## Text passage

Transaction Monitors for Concurrent Objects

- Hide Paper Summary

Paper Title: Transaction Monitors for Concurrent Objects
Link: https://link.springer.com/chapter/10.1007/978-3-540-24851-4_24
Year: ECOOP 2004
Keyword: OCC; STM; Monitor

- Hide HTM Summary

Conflict Detection: Lazy
Conflict Resolution: Lazy
Version Management: JAVA Object
R/W Bookkeeping: Bloom filter

Back

Monitor has long been a classical programming construct that is used for mutual exclusion. The code segment surrounded by a monitor, called a “critical section”, is guaranteed by the compiler and language runtime to execute as if it were atomic. In practice, monitors are mostly implemented using a mutex. Threads entering the monitor acquire the mutex, before they are allowed to proceed executing the critical section. The mutex is released before threads exit the monitor. Simple as it is, using a mutex to implement monitor is not always the best option. Three problems may arise when threads acquire and release mutexes on entering and exiting the monitor. First, on modern multicore architectures, both acquiring and spinning on a mutex induce cache coherence traffic, which can easily saturate the communication network and thus delay normal processing of memory requests, causing system-wide performance degradation. Second, if multiple threads wish to access the critical section concurrently, only one of them would succeed acquiring the mutex, while the rest has to wait until the first one exits. The blocking nature of a mutex can easily become a performance bottleneck as all threads are serialized at the point they enter the monitor. The last problem with mutexes is that threads are serialized unnecessarily even if they do not conflict with each other, which is the usual case for some workloads. If threads are allowed to proceed in parallel, higher throughput is attainable while the result can still be correct.

This paper proposes transactional monitors, which is a novel way of implementing a monitor. A transactional monitor does not prevent multiple threads from entering the monitor. Instead, the read and write operations inside the monitor are instrumented with the so called “barriers”. Barriers are invoked on every read and every write operation performed by threads. They keep track of information that is used to determine whether a certain thread has seen a consistent snapshot later on when the thread is about to leave the monitor. This process, by its nature, must be optimistic, which means that every thread executes under the assumption that objects it accesses will remain in the state observed when it enters the monitor. If the assumption fails to hold because another thread has modified one of the objects the current thread has read, the thread must not commit, and should retry executing the critical section.

## Stored records
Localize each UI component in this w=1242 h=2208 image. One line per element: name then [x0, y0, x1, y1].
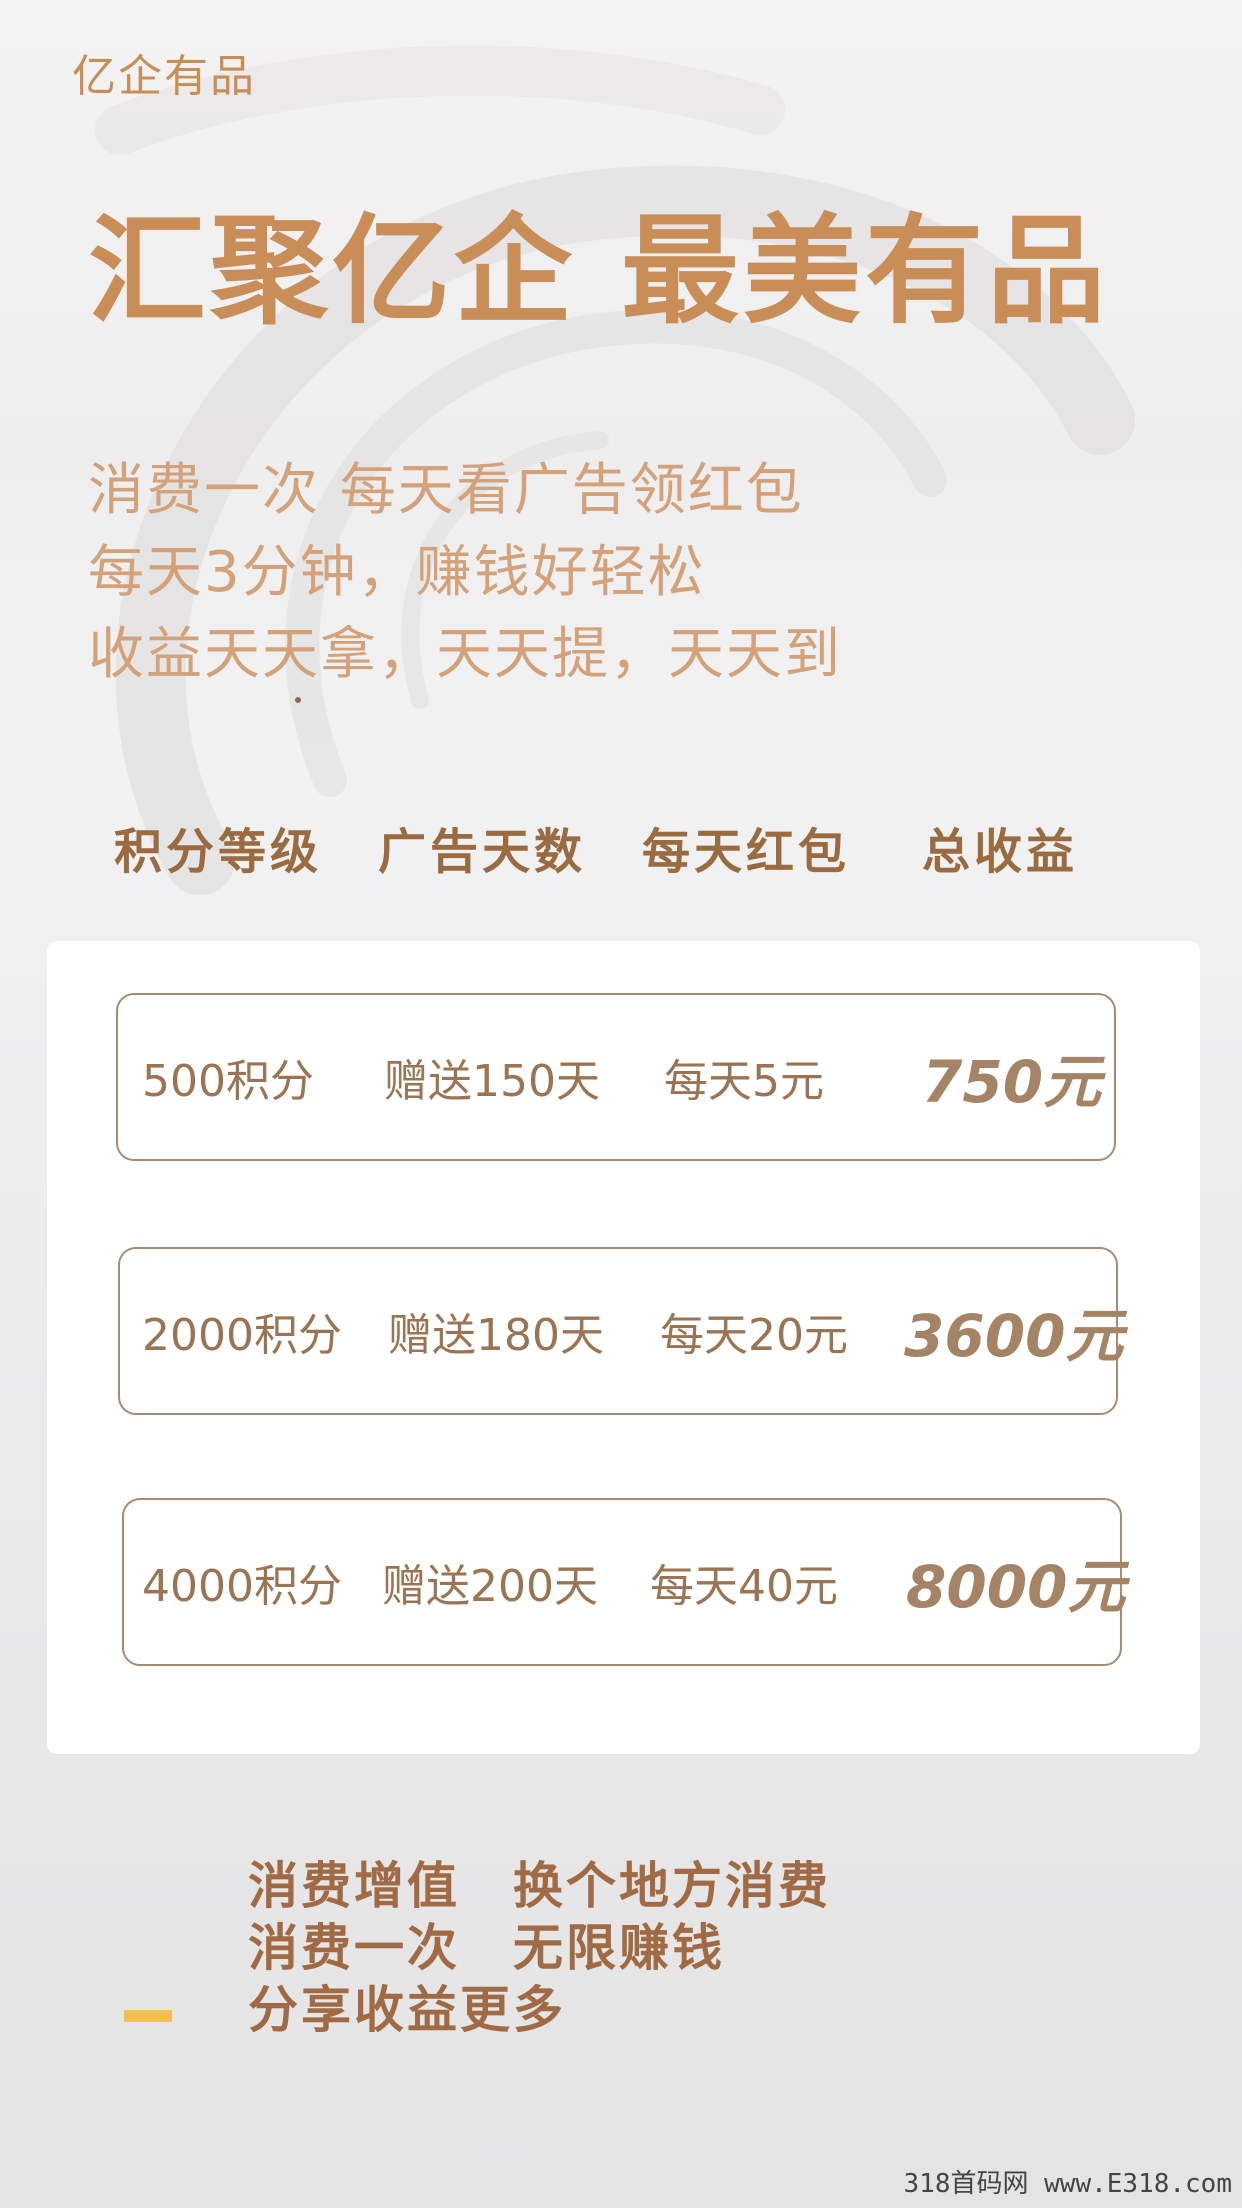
tier-row: 2000积分 赠送180天 每天20元 3600元	[118, 1247, 1123, 1415]
intro-line: 收益天天拿，天天提，天天到	[88, 622, 842, 687]
tier-row: 4000积分 赠送200天 每天40元 8000元	[122, 1498, 1126, 1666]
header-level: 积分等级	[114, 824, 323, 880]
intro-line: 消费一次 每天看广告领红包	[88, 458, 804, 523]
headline: 汇聚亿企 最美有品	[88, 201, 1110, 340]
decorative-dot	[295, 697, 301, 703]
brand-name: 亿企有品	[72, 51, 256, 102]
bottom-slogan: 消费增值 换个地方消费 消费一次 无限赚钱 分享收益更多	[248, 1855, 831, 2041]
tier-daily: 每天20元	[660, 1310, 848, 1361]
tier-total: 750元	[922, 1048, 1102, 1116]
watermark: 318首码网 www.E318.com	[903, 2169, 1232, 2199]
tier-level: 2000积分	[142, 1310, 342, 1361]
tier-level: 500积分	[142, 1056, 314, 1107]
tier-days: 赠送180天	[388, 1310, 604, 1361]
tier-daily: 每天40元	[650, 1561, 838, 1612]
intro-text: 消费一次 每天看广告领红包 每天3分钟，赚钱好轻松 收益天天拿，天天提，天天到	[88, 450, 842, 696]
tier-total: 3600元	[904, 1302, 1124, 1370]
accent-bar	[124, 2010, 172, 2022]
tier-days: 赠送150天	[384, 1056, 600, 1107]
slogan-line: 分享收益更多	[248, 1981, 566, 2039]
slogan-line: 消费一次 无限赚钱	[248, 1919, 725, 1977]
tier-level: 4000积分	[142, 1561, 342, 1612]
slogan-line: 消费增值 换个地方消费	[248, 1857, 831, 1915]
poster: 亿企有品 汇聚亿企 最美有品 消费一次 每天看广告领红包 每天3分钟，赚钱好轻松…	[0, 0, 1242, 2208]
tier-total: 8000元	[906, 1553, 1126, 1621]
header-daily: 每天红包	[642, 824, 851, 880]
tier-daily: 每天5元	[664, 1056, 824, 1107]
header-total: 总收益	[922, 824, 1079, 880]
tier-days: 赠送200天	[382, 1561, 598, 1612]
tier-row: 500积分 赠送150天 每天5元 750元	[116, 993, 1116, 1161]
table-header: 积分等级 广告天数 每天红包 总收益	[0, 812, 1242, 882]
header-days: 广告天数	[378, 824, 587, 880]
intro-line: 每天3分钟，赚钱好轻松	[88, 540, 706, 605]
tier-panel: 500积分 赠送150天 每天5元 750元 2000积分 赠送180天 每天2…	[47, 941, 1200, 1754]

## Problems
A – Which categories does the HTM summary section of the transactional monitors summary name, and what value is given for each?
B – In the listing, rewrite the lines starting at the one containing "tier-row: 2000积分 赠送180天" and ending at the one containing "201, 1110, 340]", replacing "tier-row" with "price-row" and leaving everything else unchanged. Give only those lines.
The transactional monitors summary and the listing come from unrelated sources.

## Written responses
A –
Conflict Detection: Lazy
Conflict Resolution: Lazy
Version Management: JAVA Object
R/W Bookkeeping: Bloom filter

B –
price-row: 2000积分 赠送180天 每天20元 3600元	[118, 1247, 1123, 1415]
intro-line: 收益天天拿，天天提，天天到	[88, 622, 842, 687]
price-row: 4000积分 赠送200天 每天40元 8000元	[122, 1498, 1126, 1666]
header-level: 积分等级	[114, 824, 323, 880]
intro-line: 消费一次 每天看广告领红包	[88, 458, 804, 523]
headline: 汇聚亿企 最美有品	[88, 201, 1110, 340]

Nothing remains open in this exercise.